> **RECORDED INFORMATION**

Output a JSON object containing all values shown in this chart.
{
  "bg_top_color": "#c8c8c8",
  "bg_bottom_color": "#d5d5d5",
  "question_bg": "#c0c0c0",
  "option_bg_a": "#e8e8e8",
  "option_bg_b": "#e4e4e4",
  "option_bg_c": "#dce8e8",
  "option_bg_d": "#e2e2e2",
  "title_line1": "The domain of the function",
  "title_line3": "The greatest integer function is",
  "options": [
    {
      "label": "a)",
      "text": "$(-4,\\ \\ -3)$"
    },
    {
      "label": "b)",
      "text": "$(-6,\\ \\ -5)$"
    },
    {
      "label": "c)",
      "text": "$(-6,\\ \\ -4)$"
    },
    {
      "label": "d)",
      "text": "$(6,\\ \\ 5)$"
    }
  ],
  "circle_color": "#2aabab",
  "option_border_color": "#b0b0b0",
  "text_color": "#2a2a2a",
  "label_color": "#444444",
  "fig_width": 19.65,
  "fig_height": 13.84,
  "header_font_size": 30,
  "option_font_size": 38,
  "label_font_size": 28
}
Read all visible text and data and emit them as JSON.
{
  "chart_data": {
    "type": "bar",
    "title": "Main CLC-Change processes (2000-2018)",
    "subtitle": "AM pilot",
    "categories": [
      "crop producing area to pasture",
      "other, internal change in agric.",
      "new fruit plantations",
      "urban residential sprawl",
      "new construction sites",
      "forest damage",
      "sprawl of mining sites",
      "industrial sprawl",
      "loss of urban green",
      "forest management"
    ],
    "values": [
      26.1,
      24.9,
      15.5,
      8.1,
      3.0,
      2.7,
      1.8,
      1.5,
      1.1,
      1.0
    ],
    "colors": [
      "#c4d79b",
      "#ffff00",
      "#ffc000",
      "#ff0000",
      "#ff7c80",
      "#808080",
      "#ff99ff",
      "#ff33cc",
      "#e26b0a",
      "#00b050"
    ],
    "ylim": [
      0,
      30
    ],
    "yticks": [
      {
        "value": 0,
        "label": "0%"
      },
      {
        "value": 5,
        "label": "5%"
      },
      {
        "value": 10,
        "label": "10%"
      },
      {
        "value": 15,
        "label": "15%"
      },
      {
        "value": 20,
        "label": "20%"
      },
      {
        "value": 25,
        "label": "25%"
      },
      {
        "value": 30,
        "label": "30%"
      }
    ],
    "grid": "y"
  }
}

> **WHAT YOU ARE ASKED TO DO**
Reproduce every line of the data verbatim.

> **TASK RESULT**
Output a JSON object containing all values shown in this chart.
{
  "bg_top_color": "#c8c8c8",
  "bg_bottom_color": "#d5d5d5",
  "question_bg": "#c0c0c0",
  "option_bg_a": "#e8e8e8",
  "option_bg_b": "#e4e4e4",
  "option_bg_c": "#dce8e8",
  "option_bg_d": "#e2e2e2",
  "title_line1": "The domain of the function",
  "title_line3": "The greatest integer function is",
  "options": [
    {
      "label": "a)",
      "text": "$(-4,\\ \\ -3)$"
    },
    {
      "label": "b)",
      "text": "$(-6,\\ \\ -5)$"
    },
    {
      "label": "c)",
      "text": "$(-6,\\ \\ -4)$"
    },
    {
      "label": "d)",
      "text": "$(6,\\ \\ 5)$"
    }
  ],
  "circle_color": "#2aabab",
  "option_border_color": "#b0b0b0",
  "text_color": "#2a2a2a",
  "label_color": "#444444",
  "fig_width": 19.65,
  "fig_height": 13.84,
  "header_font_size": 30,
  "option_font_size": 38,
  "label_font_size": 28
}
Read all visible text and data and emit them as JSON.
{
  "chart_data": {
    "type": "bar",
    "title": "Main CLC-Change processes (2000-2018)",
    "subtitle": "AM pilot",
    "categories": [
      "crop producing area to pasture",
      "other, internal change in agric.",
      "new fruit plantations",
      "urban residential sprawl",
      "new construction sites",
      "forest damage",
      "sprawl of mining sites",
      "industrial sprawl",
      "loss of urban green",
      "forest management"
    ],
    "values": [
      26.1,
      24.9,
      15.5,
      8.1,
      3.0,
      2.7,
      1.8,
      1.5,
      1.1,
      1.0
    ],
    "colors": [
      "#c4d79b",
      "#ffff00",
      "#ffc000",
      "#ff0000",
      "#ff7c80",
      "#808080",
      "#ff99ff",
      "#ff33cc",
      "#e26b0a",
      "#00b050"
    ],
    "ylim": [
      0,
      30
    ],
    "yticks": [
      {
        "value": 0,
        "label": "0%"
      },
      {
        "value": 5,
        "label": "5%"
      },
      {
        "value": 10,
        "label": "10%"
      },
      {
        "value": 15,
        "label": "15%"
      },
      {
        "value": 20,
        "label": "20%"
      },
      {
        "value": 25,
        "label": "25%"
      },
      {
        "value": 30,
        "label": "30%"
      }
    ],
    "grid": "y"
  }
}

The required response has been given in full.